Work out how many lines include "Business" and answer with that number only.
——————————
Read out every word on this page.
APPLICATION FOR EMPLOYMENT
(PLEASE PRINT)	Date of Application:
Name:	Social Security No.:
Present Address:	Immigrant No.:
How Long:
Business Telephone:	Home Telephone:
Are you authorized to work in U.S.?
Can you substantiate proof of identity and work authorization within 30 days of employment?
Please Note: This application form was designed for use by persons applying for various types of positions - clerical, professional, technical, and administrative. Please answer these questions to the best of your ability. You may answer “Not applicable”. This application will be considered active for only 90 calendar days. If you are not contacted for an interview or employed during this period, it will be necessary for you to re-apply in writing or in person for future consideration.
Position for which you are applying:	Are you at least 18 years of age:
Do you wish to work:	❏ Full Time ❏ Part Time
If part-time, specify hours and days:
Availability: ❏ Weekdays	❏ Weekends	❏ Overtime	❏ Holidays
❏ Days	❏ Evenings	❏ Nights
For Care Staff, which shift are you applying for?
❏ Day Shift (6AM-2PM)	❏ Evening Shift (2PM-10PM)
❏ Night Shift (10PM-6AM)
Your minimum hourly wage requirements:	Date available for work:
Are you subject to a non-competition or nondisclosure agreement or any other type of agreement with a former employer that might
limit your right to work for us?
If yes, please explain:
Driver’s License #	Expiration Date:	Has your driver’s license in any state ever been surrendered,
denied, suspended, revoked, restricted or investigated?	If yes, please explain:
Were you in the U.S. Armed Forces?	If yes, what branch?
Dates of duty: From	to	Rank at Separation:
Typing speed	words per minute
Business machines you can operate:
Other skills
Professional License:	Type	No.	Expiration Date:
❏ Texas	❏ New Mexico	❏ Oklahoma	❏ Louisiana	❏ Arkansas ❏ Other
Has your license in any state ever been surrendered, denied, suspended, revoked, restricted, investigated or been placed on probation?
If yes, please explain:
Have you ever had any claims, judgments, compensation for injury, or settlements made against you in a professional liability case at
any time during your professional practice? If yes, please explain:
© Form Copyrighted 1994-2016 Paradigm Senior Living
——————————
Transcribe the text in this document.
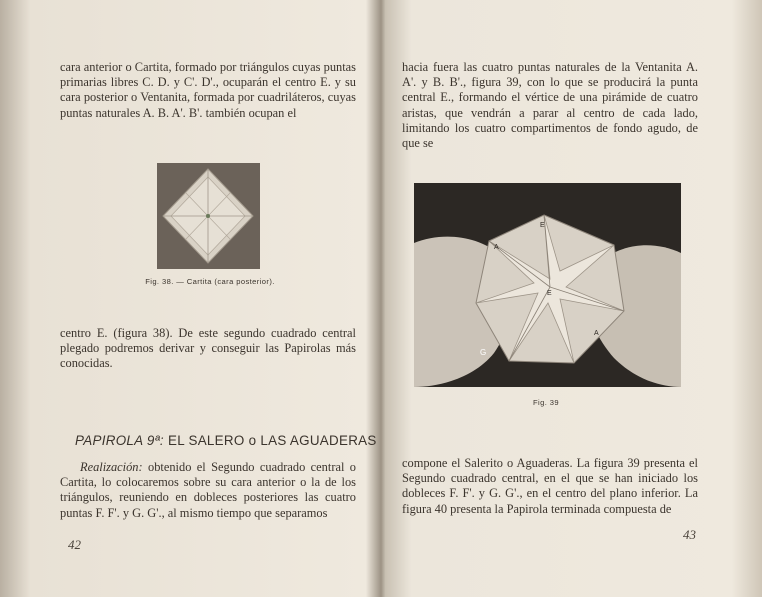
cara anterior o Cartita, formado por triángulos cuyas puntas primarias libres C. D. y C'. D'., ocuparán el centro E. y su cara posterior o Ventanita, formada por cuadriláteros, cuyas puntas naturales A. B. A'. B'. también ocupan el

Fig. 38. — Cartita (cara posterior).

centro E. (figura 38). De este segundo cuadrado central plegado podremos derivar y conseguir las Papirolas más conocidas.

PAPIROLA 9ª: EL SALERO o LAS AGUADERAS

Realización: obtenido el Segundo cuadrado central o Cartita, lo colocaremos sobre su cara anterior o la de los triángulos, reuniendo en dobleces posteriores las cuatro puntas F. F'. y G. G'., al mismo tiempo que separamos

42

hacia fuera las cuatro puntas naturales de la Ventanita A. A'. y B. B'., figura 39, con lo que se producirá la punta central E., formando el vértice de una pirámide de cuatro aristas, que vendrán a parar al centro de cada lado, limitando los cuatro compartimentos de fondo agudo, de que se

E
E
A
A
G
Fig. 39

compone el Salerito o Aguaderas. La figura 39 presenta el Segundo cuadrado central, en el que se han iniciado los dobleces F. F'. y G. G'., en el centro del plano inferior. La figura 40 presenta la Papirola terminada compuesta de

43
——————————
◆ ANSWER FOR THE TASK: 2